» What needs to be done
Copy out the listing that follows, exactly, without its pictures.

» Exercise data

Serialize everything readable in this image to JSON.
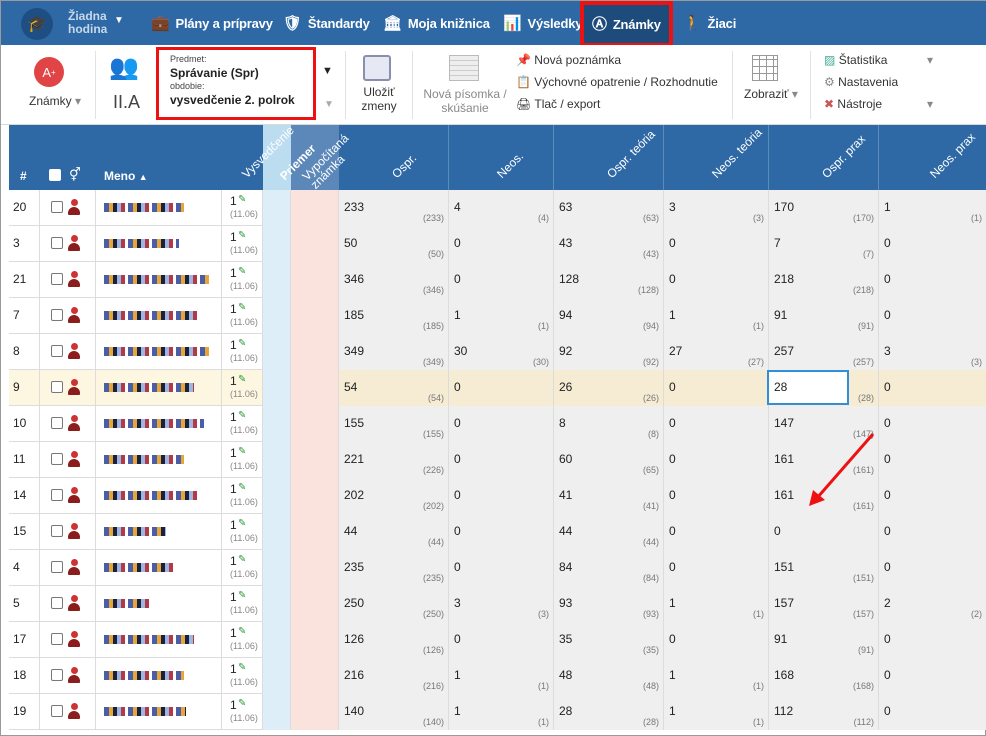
{
  "nav": {
    "hodina": "Žiadna hodina",
    "items": [
      "Plány a prípravy",
      "Štandardy",
      "Moja knižnica",
      "Výsledky",
      "Známky",
      "Žiaci"
    ]
  },
  "toolbar": {
    "znamky_label": "Známky",
    "class_name": "II.A",
    "predmet_label": "Predmet:",
    "predmet_value": "Správanie (Spr)",
    "obdobie_label": "obdobie:",
    "obdobie_value": "vysvedčenie 2. polrok",
    "ulozit": "Uložiť zmeny",
    "nova_pisomka": "Nová písomka / skúšanie",
    "nova_poznamka": "Nová poznámka",
    "vychovne": "Výchovné opatrenie / Rozhodnutie",
    "tlac": "Tlač / export",
    "zobrazit": "Zobraziť",
    "statistika": "Štatistika",
    "nastavenia": "Nastavenia",
    "nastroje": "Nástroje"
  },
  "grid": {
    "headers": {
      "num": "#",
      "meno": "Meno",
      "vysvedcenie": "Vysvedčenie",
      "priemer": "Priemer",
      "vypocitana": "Vypočítaná známka",
      "cols": [
        "Ospr.",
        "Neos.",
        "Ospr. teória",
        "Neos. teória",
        "Ospr. prax",
        "Neos. prax"
      ]
    },
    "rows": [
      {
        "n": "20",
        "g": "1",
        "d": "(11.06)",
        "v": [
          [
            "233",
            "(233)"
          ],
          [
            "4",
            "(4)"
          ],
          [
            "63",
            "(63)"
          ],
          [
            "3",
            "(3)"
          ],
          [
            "170",
            "(170)"
          ],
          [
            "1",
            "(1)"
          ]
        ]
      },
      {
        "n": "3",
        "g": "1",
        "d": "(11.06)",
        "v": [
          [
            "50",
            "(50)"
          ],
          [
            "0",
            ""
          ],
          [
            "43",
            "(43)"
          ],
          [
            "0",
            ""
          ],
          [
            "7",
            "(7)"
          ],
          [
            "0",
            ""
          ]
        ]
      },
      {
        "n": "21",
        "g": "1",
        "d": "(11.06)",
        "v": [
          [
            "346",
            "(346)"
          ],
          [
            "0",
            ""
          ],
          [
            "128",
            "(128)"
          ],
          [
            "0",
            ""
          ],
          [
            "218",
            "(218)"
          ],
          [
            "0",
            ""
          ]
        ]
      },
      {
        "n": "7",
        "g": "1",
        "d": "(11.06)",
        "v": [
          [
            "185",
            "(185)"
          ],
          [
            "1",
            "(1)"
          ],
          [
            "94",
            "(94)"
          ],
          [
            "1",
            "(1)"
          ],
          [
            "91",
            "(91)"
          ],
          [
            "0",
            ""
          ]
        ]
      },
      {
        "n": "8",
        "g": "1",
        "d": "(11.06)",
        "v": [
          [
            "349",
            "(349)"
          ],
          [
            "30",
            "(30)"
          ],
          [
            "92",
            "(92)"
          ],
          [
            "27",
            "(27)"
          ],
          [
            "257",
            "(257)"
          ],
          [
            "3",
            "(3)"
          ]
        ]
      },
      {
        "n": "9",
        "g": "1",
        "d": "(11.06)",
        "v": [
          [
            "54",
            "(54)"
          ],
          [
            "0",
            ""
          ],
          [
            "26",
            "(26)"
          ],
          [
            "0",
            ""
          ],
          [
            "28",
            "(28)"
          ],
          [
            "0",
            ""
          ]
        ]
      },
      {
        "n": "10",
        "g": "1",
        "d": "(11.06)",
        "v": [
          [
            "155",
            "(155)"
          ],
          [
            "0",
            ""
          ],
          [
            "8",
            "(8)"
          ],
          [
            "0",
            ""
          ],
          [
            "147",
            "(147)"
          ],
          [
            "0",
            ""
          ]
        ]
      },
      {
        "n": "11",
        "g": "1",
        "d": "(11.06)",
        "v": [
          [
            "221",
            "(226)"
          ],
          [
            "0",
            ""
          ],
          [
            "60",
            "(65)"
          ],
          [
            "0",
            ""
          ],
          [
            "161",
            "(161)"
          ],
          [
            "0",
            ""
          ]
        ]
      },
      {
        "n": "14",
        "g": "1",
        "d": "(11.06)",
        "v": [
          [
            "202",
            "(202)"
          ],
          [
            "0",
            ""
          ],
          [
            "41",
            "(41)"
          ],
          [
            "0",
            ""
          ],
          [
            "161",
            "(161)"
          ],
          [
            "0",
            ""
          ]
        ]
      },
      {
        "n": "15",
        "g": "1",
        "d": "(11.06)",
        "v": [
          [
            "44",
            "(44)"
          ],
          [
            "0",
            ""
          ],
          [
            "44",
            "(44)"
          ],
          [
            "0",
            ""
          ],
          [
            "0",
            ""
          ],
          [
            "0",
            ""
          ]
        ]
      },
      {
        "n": "4",
        "g": "1",
        "d": "(11.06)",
        "v": [
          [
            "235",
            "(235)"
          ],
          [
            "0",
            ""
          ],
          [
            "84",
            "(84)"
          ],
          [
            "0",
            ""
          ],
          [
            "151",
            "(151)"
          ],
          [
            "0",
            ""
          ]
        ]
      },
      {
        "n": "5",
        "g": "1",
        "d": "(11.06)",
        "v": [
          [
            "250",
            "(250)"
          ],
          [
            "3",
            "(3)"
          ],
          [
            "93",
            "(93)"
          ],
          [
            "1",
            "(1)"
          ],
          [
            "157",
            "(157)"
          ],
          [
            "2",
            "(2)"
          ]
        ]
      },
      {
        "n": "17",
        "g": "1",
        "d": "(11.06)",
        "v": [
          [
            "126",
            "(126)"
          ],
          [
            "0",
            ""
          ],
          [
            "35",
            "(35)"
          ],
          [
            "0",
            ""
          ],
          [
            "91",
            "(91)"
          ],
          [
            "0",
            ""
          ]
        ]
      },
      {
        "n": "18",
        "g": "1",
        "d": "(11.06)",
        "v": [
          [
            "216",
            "(216)"
          ],
          [
            "1",
            "(1)"
          ],
          [
            "48",
            "(48)"
          ],
          [
            "1",
            "(1)"
          ],
          [
            "168",
            "(168)"
          ],
          [
            "0",
            ""
          ]
        ]
      },
      {
        "n": "19",
        "g": "1",
        "d": "(11.06)",
        "v": [
          [
            "140",
            "(140)"
          ],
          [
            "1",
            "(1)"
          ],
          [
            "28",
            "(28)"
          ],
          [
            "1",
            "(1)"
          ],
          [
            "112",
            "(112)"
          ],
          [
            "0",
            ""
          ]
        ]
      }
    ]
  },
  "colors": {
    "nav": "#2e69a6",
    "highlight": "#e11111",
    "selected_row": "#fdf6e0",
    "priemer_col": "#ddeef8",
    "vypocitana_col": "#fbe3dd",
    "data_col": "#efefef"
  }
}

» Task result
Serialize everything readable in this image to JSON.
{
  "nav": {
    "hodina": "Žiadna hodina",
    "items": [
      "Plány a prípravy",
      "Štandardy",
      "Moja knižnica",
      "Výsledky",
      "Známky",
      "Žiaci"
    ]
  },
  "toolbar": {
    "znamky_label": "Známky",
    "class_name": "II.A",
    "predmet_label": "Predmet:",
    "predmet_value": "Správanie (Spr)",
    "obdobie_label": "obdobie:",
    "obdobie_value": "vysvedčenie 2. polrok",
    "ulozit": "Uložiť zmeny",
    "nova_pisomka": "Nová písomka / skúšanie",
    "nova_poznamka": "Nová poznámka",
    "vychovne": "Výchovné opatrenie / Rozhodnutie",
    "tlac": "Tlač / export",
    "zobrazit": "Zobraziť",
    "statistika": "Štatistika",
    "nastavenia": "Nastavenia",
    "nastroje": "Nástroje"
  },
  "grid": {
    "headers": {
      "num": "#",
      "meno": "Meno",
      "vysvedcenie": "Vysvedčenie",
      "priemer": "Priemer",
      "vypocitana": "Vypočítaná známka",
      "cols": [
        "Ospr.",
        "Neos.",
        "Ospr. teória",
        "Neos. teória",
        "Ospr. prax",
        "Neos. prax"
      ]
    },
    "rows": [
      {
        "n": "20",
        "g": "1",
        "d": "(11.06)",
        "v": [
          [
            "233",
            "(233)"
          ],
          [
            "4",
            "(4)"
          ],
          [
            "63",
            "(63)"
          ],
          [
            "3",
            "(3)"
          ],
          [
            "170",
            "(170)"
          ],
          [
            "1",
            "(1)"
          ]
        ]
      },
      {
        "n": "3",
        "g": "1",
        "d": "(11.06)",
        "v": [
          [
            "50",
            "(50)"
          ],
          [
            "0",
            ""
          ],
          [
            "43",
            "(43)"
          ],
          [
            "0",
            ""
          ],
          [
            "7",
            "(7)"
          ],
          [
            "0",
            ""
          ]
        ]
      },
      {
        "n": "21",
        "g": "1",
        "d": "(11.06)",
        "v": [
          [
            "346",
            "(346)"
          ],
          [
            "0",
            ""
          ],
          [
            "128",
            "(128)"
          ],
          [
            "0",
            ""
          ],
          [
            "218",
            "(218)"
          ],
          [
            "0",
            ""
          ]
        ]
      },
      {
        "n": "7",
        "g": "1",
        "d": "(11.06)",
        "v": [
          [
            "185",
            "(185)"
          ],
          [
            "1",
            "(1)"
          ],
          [
            "94",
            "(94)"
          ],
          [
            "1",
            "(1)"
          ],
          [
            "91",
            "(91)"
          ],
          [
            "0",
            ""
          ]
        ]
      },
      {
        "n": "8",
        "g": "1",
        "d": "(11.06)",
        "v": [
          [
            "349",
            "(349)"
          ],
          [
            "30",
            "(30)"
          ],
          [
            "92",
            "(92)"
          ],
          [
            "27",
            "(27)"
          ],
          [
            "257",
            "(257)"
          ],
          [
            "3",
            "(3)"
          ]
        ]
      },
      {
        "n": "9",
        "g": "1",
        "d": "(11.06)",
        "v": [
          [
            "54",
            "(54)"
          ],
          [
            "0",
            ""
          ],
          [
            "26",
            "(26)"
          ],
          [
            "0",
            ""
          ],
          [
            "28",
            "(28)"
          ],
          [
            "0",
            ""
          ]
        ]
      },
      {
        "n": "10",
        "g": "1",
        "d": "(11.06)",
        "v": [
          [
            "155",
            "(155)"
          ],
          [
            "0",
            ""
          ],
          [
            "8",
            "(8)"
          ],
          [
            "0",
            ""
          ],
          [
            "147",
            "(147)"
          ],
          [
            "0",
            ""
          ]
        ]
      },
      {
        "n": "11",
        "g": "1",
        "d": "(11.06)",
        "v": [
          [
            "221",
            "(226)"
          ],
          [
            "0",
            ""
          ],
          [
            "60",
            "(65)"
          ],
          [
            "0",
            ""
          ],
          [
            "161",
            "(161)"
          ],
          [
            "0",
            ""
          ]
        ]
      },
      {
        "n": "14",
        "g": "1",
        "d": "(11.06)",
        "v": [
          [
            "202",
            "(202)"
          ],
          [
            "0",
            ""
          ],
          [
            "41",
            "(41)"
          ],
          [
            "0",
            ""
          ],
          [
            "161",
            "(161)"
          ],
          [
            "0",
            ""
          ]
        ]
      },
      {
        "n": "15",
        "g": "1",
        "d": "(11.06)",
        "v": [
          [
            "44",
            "(44)"
          ],
          [
            "0",
            ""
          ],
          [
            "44",
            "(44)"
          ],
          [
            "0",
            ""
          ],
          [
            "0",
            ""
          ],
          [
            "0",
            ""
          ]
        ]
      },
      {
        "n": "4",
        "g": "1",
        "d": "(11.06)",
        "v": [
          [
            "235",
            "(235)"
          ],
          [
            "0",
            ""
          ],
          [
            "84",
            "(84)"
          ],
          [
            "0",
            ""
          ],
          [
            "151",
            "(151)"
          ],
          [
            "0",
            ""
          ]
        ]
      },
      {
        "n": "5",
        "g": "1",
        "d": "(11.06)",
        "v": [
          [
            "250",
            "(250)"
          ],
          [
            "3",
            "(3)"
          ],
          [
            "93",
            "(93)"
          ],
          [
            "1",
            "(1)"
          ],
          [
            "157",
            "(157)"
          ],
          [
            "2",
            "(2)"
          ]
        ]
      },
      {
        "n": "17",
        "g": "1",
        "d": "(11.06)",
        "v": [
          [
            "126",
            "(126)"
          ],
          [
            "0",
            ""
          ],
          [
            "35",
            "(35)"
          ],
          [
            "0",
            ""
          ],
          [
            "91",
            "(91)"
          ],
          [
            "0",
            ""
          ]
        ]
      },
      {
        "n": "18",
        "g": "1",
        "d": "(11.06)",
        "v": [
          [
            "216",
            "(216)"
          ],
          [
            "1",
            "(1)"
          ],
          [
            "48",
            "(48)"
          ],
          [
            "1",
            "(1)"
          ],
          [
            "168",
            "(168)"
          ],
          [
            "0",
            ""
          ]
        ]
      },
      {
        "n": "19",
        "g": "1",
        "d": "(11.06)",
        "v": [
          [
            "140",
            "(140)"
          ],
          [
            "1",
            "(1)"
          ],
          [
            "28",
            "(28)"
          ],
          [
            "1",
            "(1)"
          ],
          [
            "112",
            "(112)"
          ],
          [
            "0",
            ""
          ]
        ]
      }
    ]
  },
  "colors": {
    "nav": "#2e69a6",
    "highlight": "#e11111",
    "selected_row": "#fdf6e0",
    "priemer_col": "#ddeef8",
    "vypocitana_col": "#fbe3dd",
    "data_col": "#efefef"
  }
}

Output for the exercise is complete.